**Task brief**
In two sentences, summarize the INSTALL abstract that follows.

Expanding indications and regional diversity in laparoscopic liver resection unveiled by the International Survey on Technical Aspects of Laparoscopic Liver Resection (INSTALL) study
Background Laparoscopic liver resection (LLR) has undergone widespread dissemination after the first international consensus conference in 2008, and specialized centers continue to report remarkable achievements. However, little is known about the global adoption of LLR. This study aimed to illuminate geographical variances in the indications and technical aspects of LLR and to delineate the evolution of this approach worldwide. Methods In advance of the Second International Consensus Conference in Morioka, Japan, a web-based, anonymous questionnaire comprising 46 questions, named the International Survey on Technical Aspects of Laparoscopic Liver Resection study, was sent via e-mail to the members of regional and International Hepato-Pancreato-Biliary Association offices. The results of the 13 questions concerning the global diffusion of LLR have been reported previously. Responses to the remaining 33 questions that corresponded to indications and surgical techniques used in LLR were collected and analyzed. Results Survey responses were received from 412 LLR surgeons in 42 countries on five continents. The majority of surgeons in North America had no restrictions on the maximum size or number of tumors to be resected laparoscopically. Likewise, >50 % of surgeons in East Asia and North America performed LLR for the postero-superior ‘difficult’ segments. Major resection was performed in 40 to >60 % of centers in North America, Europe, and East Asia. Donor hepatectomy was performed only in specialized centers. More than 75 % of respondents had adopted a pure laparoscopic approach. A flexible laparoscope was most commonly used in East Asia. Most surgeons used pneumoperitoneal pressure at around 9–16 mmHg. Other techniques and devices were used at the discretion of each surgeon. Conclusions Indications for LLR continue to expand with some regional diversity. Surgical approaches and devices used in LLR are a matter of preference and availability, as in open liver resection.

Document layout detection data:
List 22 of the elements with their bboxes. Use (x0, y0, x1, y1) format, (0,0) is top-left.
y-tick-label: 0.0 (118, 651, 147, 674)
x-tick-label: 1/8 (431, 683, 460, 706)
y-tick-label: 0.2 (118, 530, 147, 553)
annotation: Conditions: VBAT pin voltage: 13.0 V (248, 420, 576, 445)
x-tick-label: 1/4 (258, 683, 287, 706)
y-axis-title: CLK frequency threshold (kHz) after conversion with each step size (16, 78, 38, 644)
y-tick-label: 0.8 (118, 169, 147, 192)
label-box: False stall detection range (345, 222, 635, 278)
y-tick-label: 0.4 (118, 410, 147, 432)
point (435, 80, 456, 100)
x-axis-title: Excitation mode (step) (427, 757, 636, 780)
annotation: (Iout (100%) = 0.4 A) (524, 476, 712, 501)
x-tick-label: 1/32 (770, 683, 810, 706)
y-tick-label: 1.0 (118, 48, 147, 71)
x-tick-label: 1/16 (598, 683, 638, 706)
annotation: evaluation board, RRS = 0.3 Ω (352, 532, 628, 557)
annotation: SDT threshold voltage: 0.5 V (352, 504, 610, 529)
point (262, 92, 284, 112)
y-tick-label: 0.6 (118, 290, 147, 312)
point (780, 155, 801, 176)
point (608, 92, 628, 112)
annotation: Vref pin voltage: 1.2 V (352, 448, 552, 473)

**Task answer**
A web-based questionnaire sent to members of regional and International Hepato-Pancreato-Biliary Association offices before the Second International Consensus Conference drew responses from 412 laparoscopic liver resection surgeons in 42 countries, and its 33 questions on indications and surgical techniques were analyzed. Indications for laparoscopic liver resection continue to expand with some regional diversity, while surgical approaches and devices remain a matter of preference and availability.